WRITTEN PROBLEM A
Reproduce word for word the passage of the post on COUNT(*) for InnoDB tables that begins at the words "3. Martijn Tonies" and stops after the words "stats. Bad idea….".

DOCUMENT
Friday, April 17, 2009

COUNT(*) for Innodb Tables

COUNT(*) for Innodb Tables
Posted by peter
I guess note number one about MyISAM to Innodb migration is warning what Innodb is very slow in COUNT(*) queries. The part which I often however see omitted is fact it only applies to COUNT(*) queries without WHERE clause.

So if you have query like SELECT COUNT(*) FROM USER It will be much faster for MyISAM (MEMORY and some others) tables because they would simply read number of rows in the table from stored value. Innodb will however need to perform full table scan or full index scan because it does not have such counter, it also can’t be solved by simple singe counter for Innodb tables as different transactions may see different number of rows in the table.

If you have query like SELECT COUNT(*) FROM IMAGE WHERE USER_ID=5 this query will be executed same way both for MyISAM and Innodb tables by performing index rage scan. This can be faster or slower both for MyISAM and Innodb depending on various conditions.

In real applications there are much more queries of second type rather than first type so it is typically not as bad problem as it may look. Most typically count of rows is needed by admin tools which may show it in table statistics, it may also be used in application stats to show something like “We have 123.345 users which have uploaded 1.344.656 images” but these are normally easy to remove.

So remember Innodb is not slow for ALL COUNT(*) queries but only for very specific case of COUNT(*) query without WHERE clause. It does not mean I would not like to see it fixed though, it is pretty annoying.


COUNT ( column ) counts all non-NULL occurences (or should …



COUNT ( * ) counts all rows.


You say count(*), would count(id) result in a table scan (MyISAM) since it doesn’t know if id is NULL or not? I’m not even sure if it counts NULL or not, I guess i should check it out.

Comment :: December 1, 2006 @ 12:20 pm

2. peter

It depends on now field is defined if it is NOT NULL it will read the counter. If it can be NULL it will perform full table scan

Comment :: December 1, 2006 @ 1:10 pm

3. Martijn Tonies

Wesley,

COUNT ( column ) counts all non-NULL occurences (or should …

COUNT ( * ) counts all rows.

Comment :: December 2, 2006 @ 1:10 pm

4. Kevin Burton

This just needs to be fixed. I forgot about this when I migrated a couple of table sot MyISAM. We were computing COUNT in order to graph DB stats. Bad idea….

The issue is that most people don’t need a 100% accurate count. They just need lazy data. INNODB should add the ability to get this even if it’s not 100% correct.

Element box records
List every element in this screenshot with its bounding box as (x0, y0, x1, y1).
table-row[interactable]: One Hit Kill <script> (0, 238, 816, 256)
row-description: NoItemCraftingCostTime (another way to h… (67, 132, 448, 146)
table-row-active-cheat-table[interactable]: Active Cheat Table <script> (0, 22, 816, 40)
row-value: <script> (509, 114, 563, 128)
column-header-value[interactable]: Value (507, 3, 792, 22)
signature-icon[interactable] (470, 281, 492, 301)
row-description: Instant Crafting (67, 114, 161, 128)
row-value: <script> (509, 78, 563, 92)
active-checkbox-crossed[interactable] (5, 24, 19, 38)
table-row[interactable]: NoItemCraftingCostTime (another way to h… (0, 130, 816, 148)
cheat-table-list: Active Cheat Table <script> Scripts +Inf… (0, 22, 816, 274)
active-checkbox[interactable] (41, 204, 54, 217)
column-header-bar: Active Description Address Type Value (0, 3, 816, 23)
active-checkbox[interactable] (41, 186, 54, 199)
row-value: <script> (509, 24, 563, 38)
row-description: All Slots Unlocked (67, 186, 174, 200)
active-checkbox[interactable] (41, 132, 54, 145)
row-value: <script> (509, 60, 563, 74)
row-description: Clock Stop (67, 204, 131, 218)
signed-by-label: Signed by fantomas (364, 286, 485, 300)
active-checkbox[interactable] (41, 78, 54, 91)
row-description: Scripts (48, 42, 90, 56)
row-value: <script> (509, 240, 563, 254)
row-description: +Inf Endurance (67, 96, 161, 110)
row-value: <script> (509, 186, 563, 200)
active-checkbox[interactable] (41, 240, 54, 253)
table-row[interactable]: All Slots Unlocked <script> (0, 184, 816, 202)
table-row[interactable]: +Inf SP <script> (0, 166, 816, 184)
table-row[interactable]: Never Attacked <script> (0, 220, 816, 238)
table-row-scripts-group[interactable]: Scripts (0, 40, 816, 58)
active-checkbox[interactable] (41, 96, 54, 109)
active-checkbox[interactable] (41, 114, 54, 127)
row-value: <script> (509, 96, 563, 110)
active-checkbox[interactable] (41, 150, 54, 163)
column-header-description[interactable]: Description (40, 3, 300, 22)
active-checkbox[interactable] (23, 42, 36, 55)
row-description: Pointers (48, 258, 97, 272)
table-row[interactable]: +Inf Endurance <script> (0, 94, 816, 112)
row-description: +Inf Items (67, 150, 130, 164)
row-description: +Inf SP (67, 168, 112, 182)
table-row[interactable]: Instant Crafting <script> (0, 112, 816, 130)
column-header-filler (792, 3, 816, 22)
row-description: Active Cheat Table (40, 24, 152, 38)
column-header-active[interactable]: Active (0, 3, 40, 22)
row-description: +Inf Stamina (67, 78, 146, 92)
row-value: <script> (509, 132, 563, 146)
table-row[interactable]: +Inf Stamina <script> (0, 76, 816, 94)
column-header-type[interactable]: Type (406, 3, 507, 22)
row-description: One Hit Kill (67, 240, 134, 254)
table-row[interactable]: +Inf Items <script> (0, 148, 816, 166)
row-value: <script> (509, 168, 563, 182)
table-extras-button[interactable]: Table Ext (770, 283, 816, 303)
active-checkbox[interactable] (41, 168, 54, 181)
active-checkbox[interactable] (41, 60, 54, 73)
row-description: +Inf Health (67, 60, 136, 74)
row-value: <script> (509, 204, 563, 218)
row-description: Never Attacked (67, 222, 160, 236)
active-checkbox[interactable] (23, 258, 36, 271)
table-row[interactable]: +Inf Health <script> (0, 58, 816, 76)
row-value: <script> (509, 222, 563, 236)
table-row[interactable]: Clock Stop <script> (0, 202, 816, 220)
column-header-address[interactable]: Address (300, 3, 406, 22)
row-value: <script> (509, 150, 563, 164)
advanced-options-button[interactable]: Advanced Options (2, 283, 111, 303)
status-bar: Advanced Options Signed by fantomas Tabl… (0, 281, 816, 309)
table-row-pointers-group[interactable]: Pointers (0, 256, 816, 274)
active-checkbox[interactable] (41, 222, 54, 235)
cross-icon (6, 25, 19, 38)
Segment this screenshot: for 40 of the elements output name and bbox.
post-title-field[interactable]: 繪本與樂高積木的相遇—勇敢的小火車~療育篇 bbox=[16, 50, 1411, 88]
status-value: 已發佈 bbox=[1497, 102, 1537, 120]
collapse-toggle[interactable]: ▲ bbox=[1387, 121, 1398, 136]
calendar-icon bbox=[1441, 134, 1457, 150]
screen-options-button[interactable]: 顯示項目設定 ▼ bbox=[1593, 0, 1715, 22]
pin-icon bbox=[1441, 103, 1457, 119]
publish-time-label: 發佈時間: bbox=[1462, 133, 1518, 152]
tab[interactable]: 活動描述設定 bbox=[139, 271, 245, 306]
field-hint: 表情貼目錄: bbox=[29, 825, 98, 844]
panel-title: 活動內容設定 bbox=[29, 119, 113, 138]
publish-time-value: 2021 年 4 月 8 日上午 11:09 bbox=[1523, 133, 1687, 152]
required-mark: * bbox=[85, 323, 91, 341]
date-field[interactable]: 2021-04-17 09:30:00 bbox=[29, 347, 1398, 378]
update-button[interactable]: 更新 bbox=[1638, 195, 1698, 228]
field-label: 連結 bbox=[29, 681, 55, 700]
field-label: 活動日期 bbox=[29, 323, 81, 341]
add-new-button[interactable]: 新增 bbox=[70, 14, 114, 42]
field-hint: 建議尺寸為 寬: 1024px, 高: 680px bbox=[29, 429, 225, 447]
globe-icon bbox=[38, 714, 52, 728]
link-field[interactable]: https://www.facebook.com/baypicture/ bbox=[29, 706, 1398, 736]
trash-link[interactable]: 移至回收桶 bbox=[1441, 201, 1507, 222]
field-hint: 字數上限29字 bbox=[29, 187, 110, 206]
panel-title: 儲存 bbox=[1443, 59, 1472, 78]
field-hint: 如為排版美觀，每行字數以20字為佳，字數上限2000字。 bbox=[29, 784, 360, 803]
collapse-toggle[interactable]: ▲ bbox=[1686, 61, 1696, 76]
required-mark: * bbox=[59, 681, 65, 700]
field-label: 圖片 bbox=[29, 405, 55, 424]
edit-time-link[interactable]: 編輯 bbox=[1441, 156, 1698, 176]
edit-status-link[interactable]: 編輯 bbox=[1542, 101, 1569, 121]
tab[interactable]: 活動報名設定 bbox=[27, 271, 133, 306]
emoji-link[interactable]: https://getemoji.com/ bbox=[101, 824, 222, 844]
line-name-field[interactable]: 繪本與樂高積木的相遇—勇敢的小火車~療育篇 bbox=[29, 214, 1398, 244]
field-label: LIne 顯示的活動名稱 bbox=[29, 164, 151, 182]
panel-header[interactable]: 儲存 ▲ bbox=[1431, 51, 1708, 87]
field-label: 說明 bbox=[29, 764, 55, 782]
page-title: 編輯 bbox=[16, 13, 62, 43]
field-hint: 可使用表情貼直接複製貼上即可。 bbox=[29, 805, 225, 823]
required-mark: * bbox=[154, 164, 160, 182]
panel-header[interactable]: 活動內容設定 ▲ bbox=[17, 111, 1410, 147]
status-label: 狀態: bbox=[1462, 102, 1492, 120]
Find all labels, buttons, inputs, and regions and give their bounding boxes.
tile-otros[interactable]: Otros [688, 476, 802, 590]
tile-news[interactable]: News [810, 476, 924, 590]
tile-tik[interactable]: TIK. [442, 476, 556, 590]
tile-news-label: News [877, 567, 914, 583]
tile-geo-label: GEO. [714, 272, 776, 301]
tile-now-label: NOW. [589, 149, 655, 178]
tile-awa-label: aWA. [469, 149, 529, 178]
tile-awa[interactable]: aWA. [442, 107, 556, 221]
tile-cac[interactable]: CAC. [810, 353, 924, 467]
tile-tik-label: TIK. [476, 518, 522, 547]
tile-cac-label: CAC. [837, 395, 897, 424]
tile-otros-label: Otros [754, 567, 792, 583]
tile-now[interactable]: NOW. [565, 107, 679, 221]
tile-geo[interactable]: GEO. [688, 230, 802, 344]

WRITTEN PROBLEM B
Quote the entries exactly, beginning at their first line and stopping after the line that contains "row-value: <script> (509, 240, 563, 254)", with both of those lines included.

OUTPUT A
3. Martijn Tonies

Wesley,

COUNT ( column ) counts all non-NULL occurences (or should …

COUNT ( * ) counts all rows.

Comment :: December 2, 2006 @ 1:10 pm

4. Kevin Burton

This just needs to be fixed. I forgot about this when I migrated a couple of table sot MyISAM. We were computing COUNT in order to graph DB stats. Bad idea….

OUTPUT B
List every element in this screenshot with its bounding box as (x0, y0, x1, y1).
table-row[interactable]: One Hit Kill <script> (0, 238, 816, 256)
row-description: NoItemCraftingCostTime (another way to h… (67, 132, 448, 146)
table-row-active-cheat-table[interactable]: Active Cheat Table <script> (0, 22, 816, 40)
row-value: <script> (509, 114, 563, 128)
column-header-value[interactable]: Value (507, 3, 792, 22)
signature-icon[interactable] (470, 281, 492, 301)
row-description: Instant Crafting (67, 114, 161, 128)
row-value: <script> (509, 78, 563, 92)
active-checkbox-crossed[interactable] (5, 24, 19, 38)
table-row[interactable]: NoItemCraftingCostTime (another way to h… (0, 130, 816, 148)
cheat-table-list: Active Cheat Table <script> Scripts +Inf… (0, 22, 816, 274)
active-checkbox[interactable] (41, 204, 54, 217)
column-header-bar: Active Description Address Type Value (0, 3, 816, 23)
active-checkbox[interactable] (41, 186, 54, 199)
row-value: <script> (509, 24, 563, 38)
row-description: All Slots Unlocked (67, 186, 174, 200)
active-checkbox[interactable] (41, 132, 54, 145)
row-value: <script> (509, 60, 563, 74)
row-description: Clock Stop (67, 204, 131, 218)
signed-by-label: Signed by fantomas (364, 286, 485, 300)
active-checkbox[interactable] (41, 78, 54, 91)
row-description: Scripts (48, 42, 90, 56)
row-value: <script> (509, 240, 563, 254)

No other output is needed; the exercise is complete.